WORK TASK
An exact repetition of the records is required. Leave nothing out.

= = = =

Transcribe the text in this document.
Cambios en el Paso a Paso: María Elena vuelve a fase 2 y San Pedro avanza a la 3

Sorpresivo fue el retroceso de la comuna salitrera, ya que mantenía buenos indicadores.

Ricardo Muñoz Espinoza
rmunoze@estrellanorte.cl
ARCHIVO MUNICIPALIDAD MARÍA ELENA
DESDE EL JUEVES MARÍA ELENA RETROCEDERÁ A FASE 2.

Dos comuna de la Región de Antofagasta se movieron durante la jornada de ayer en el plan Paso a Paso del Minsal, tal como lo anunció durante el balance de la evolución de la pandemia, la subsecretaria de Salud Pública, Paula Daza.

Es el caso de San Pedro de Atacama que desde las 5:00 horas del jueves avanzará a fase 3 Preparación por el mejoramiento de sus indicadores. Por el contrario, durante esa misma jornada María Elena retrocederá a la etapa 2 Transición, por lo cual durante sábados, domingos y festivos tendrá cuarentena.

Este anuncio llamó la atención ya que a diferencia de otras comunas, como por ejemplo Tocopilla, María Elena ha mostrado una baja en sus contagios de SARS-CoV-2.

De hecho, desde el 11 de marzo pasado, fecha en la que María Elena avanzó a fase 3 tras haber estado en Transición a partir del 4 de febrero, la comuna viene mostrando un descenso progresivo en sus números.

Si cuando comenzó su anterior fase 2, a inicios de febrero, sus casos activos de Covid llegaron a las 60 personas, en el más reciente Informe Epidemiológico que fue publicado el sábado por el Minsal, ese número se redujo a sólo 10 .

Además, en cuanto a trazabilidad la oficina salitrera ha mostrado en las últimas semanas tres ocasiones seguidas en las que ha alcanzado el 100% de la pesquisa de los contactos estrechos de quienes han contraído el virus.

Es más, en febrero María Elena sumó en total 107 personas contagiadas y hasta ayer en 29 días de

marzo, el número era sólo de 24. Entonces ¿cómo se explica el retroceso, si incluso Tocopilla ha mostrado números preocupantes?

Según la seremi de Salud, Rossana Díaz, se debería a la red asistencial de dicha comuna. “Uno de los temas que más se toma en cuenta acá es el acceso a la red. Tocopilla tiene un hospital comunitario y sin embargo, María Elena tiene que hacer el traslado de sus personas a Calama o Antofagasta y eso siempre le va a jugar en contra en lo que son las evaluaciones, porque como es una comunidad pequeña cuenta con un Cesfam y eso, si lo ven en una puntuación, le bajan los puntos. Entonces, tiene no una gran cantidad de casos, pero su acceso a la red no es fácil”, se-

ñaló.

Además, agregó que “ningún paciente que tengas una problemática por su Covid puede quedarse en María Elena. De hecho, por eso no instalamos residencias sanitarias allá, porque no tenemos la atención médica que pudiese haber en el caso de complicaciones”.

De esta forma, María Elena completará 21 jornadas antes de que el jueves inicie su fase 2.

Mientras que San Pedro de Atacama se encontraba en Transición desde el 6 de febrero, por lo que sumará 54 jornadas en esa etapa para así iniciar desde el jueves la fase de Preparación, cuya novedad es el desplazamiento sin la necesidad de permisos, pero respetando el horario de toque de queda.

= = = =

EXERCISE SOLUTION
Transcribe the text in this document.
Cambios en el Paso a Paso: María Elena vuelve a fase 2 y San Pedro avanza a la 3

Sorpresivo fue el retroceso de la comuna salitrera, ya que mantenía buenos indicadores.

Ricardo Muñoz Espinoza
rmunoze@estrellanorte.cl
ARCHIVO MUNICIPALIDAD MARÍA ELENA
DESDE EL JUEVES MARÍA ELENA RETROCEDERÁ A FASE 2.

Dos comuna de la Región de Antofagasta se movieron durante la jornada de ayer en el plan Paso a Paso del Minsal, tal como lo anunció durante el balance de la evolución de la pandemia, la subsecretaria de Salud Pública, Paula Daza.

Es el caso de San Pedro de Atacama que desde las 5:00 horas del jueves avanzará a fase 3 Preparación por el mejoramiento de sus indicadores. Por el contrario, durante esa misma jornada María Elena retrocederá a la etapa 2 Transición, por lo cual durante sábados, domingos y festivos tendrá cuarentena.

Este anuncio llamó la atención ya que a diferencia de otras comunas, como por ejemplo Tocopilla, María Elena ha mostrado una baja en sus contagios de SARS-CoV-2.

De hecho, desde el 11 de marzo pasado, fecha en la que María Elena avanzó a fase 3 tras haber estado en Transición a partir del 4 de febrero, la comuna viene mostrando un descenso progresivo en sus números.

Si cuando comenzó su anterior fase 2, a inicios de febrero, sus casos activos de Covid llegaron a las 60 personas, en el más reciente Informe Epidemiológico que fue publicado el sábado por el Minsal, ese número se redujo a sólo 10 .

Además, en cuanto a trazabilidad la oficina salitrera ha mostrado en las últimas semanas tres ocasiones seguidas en las que ha alcanzado el 100% de la pesquisa de los contactos estrechos de quienes han contraído el virus.

Es más, en febrero María Elena sumó en total 107 personas contagiadas y hasta ayer en 29 días de

marzo, el número era sólo de 24. Entonces ¿cómo se explica el retroceso, si incluso Tocopilla ha mostrado números preocupantes?

Según la seremi de Salud, Rossana Díaz, se debería a la red asistencial de dicha comuna. “Uno de los temas que más se toma en cuenta acá es el acceso a la red. Tocopilla tiene un hospital comunitario y sin embargo, María Elena tiene que hacer el traslado de sus personas a Calama o Antofagasta y eso siempre le va a jugar en contra en lo que son las evaluaciones, porque como es una comunidad pequeña cuenta con un Cesfam y eso, si lo ven en una puntuación, le bajan los puntos. Entonces, tiene no una gran cantidad de casos, pero su acceso a la red no es fácil”, se-

ñaló.

Además, agregó que “ningún paciente que tengas una problemática por su Covid puede quedarse en María Elena. De hecho, por eso no instalamos residencias sanitarias allá, porque no tenemos la atención médica que pudiese haber en el caso de complicaciones”.

De esta forma, María Elena completará 21 jornadas antes de que el jueves inicie su fase 2.

Mientras que San Pedro de Atacama se encontraba en Transición desde el 6 de febrero, por lo que sumará 54 jornadas en esa etapa para así iniciar desde el jueves la fase de Preparación, cuya novedad es el desplazamiento sin la necesidad de permisos, pero respetando el horario de toque de queda.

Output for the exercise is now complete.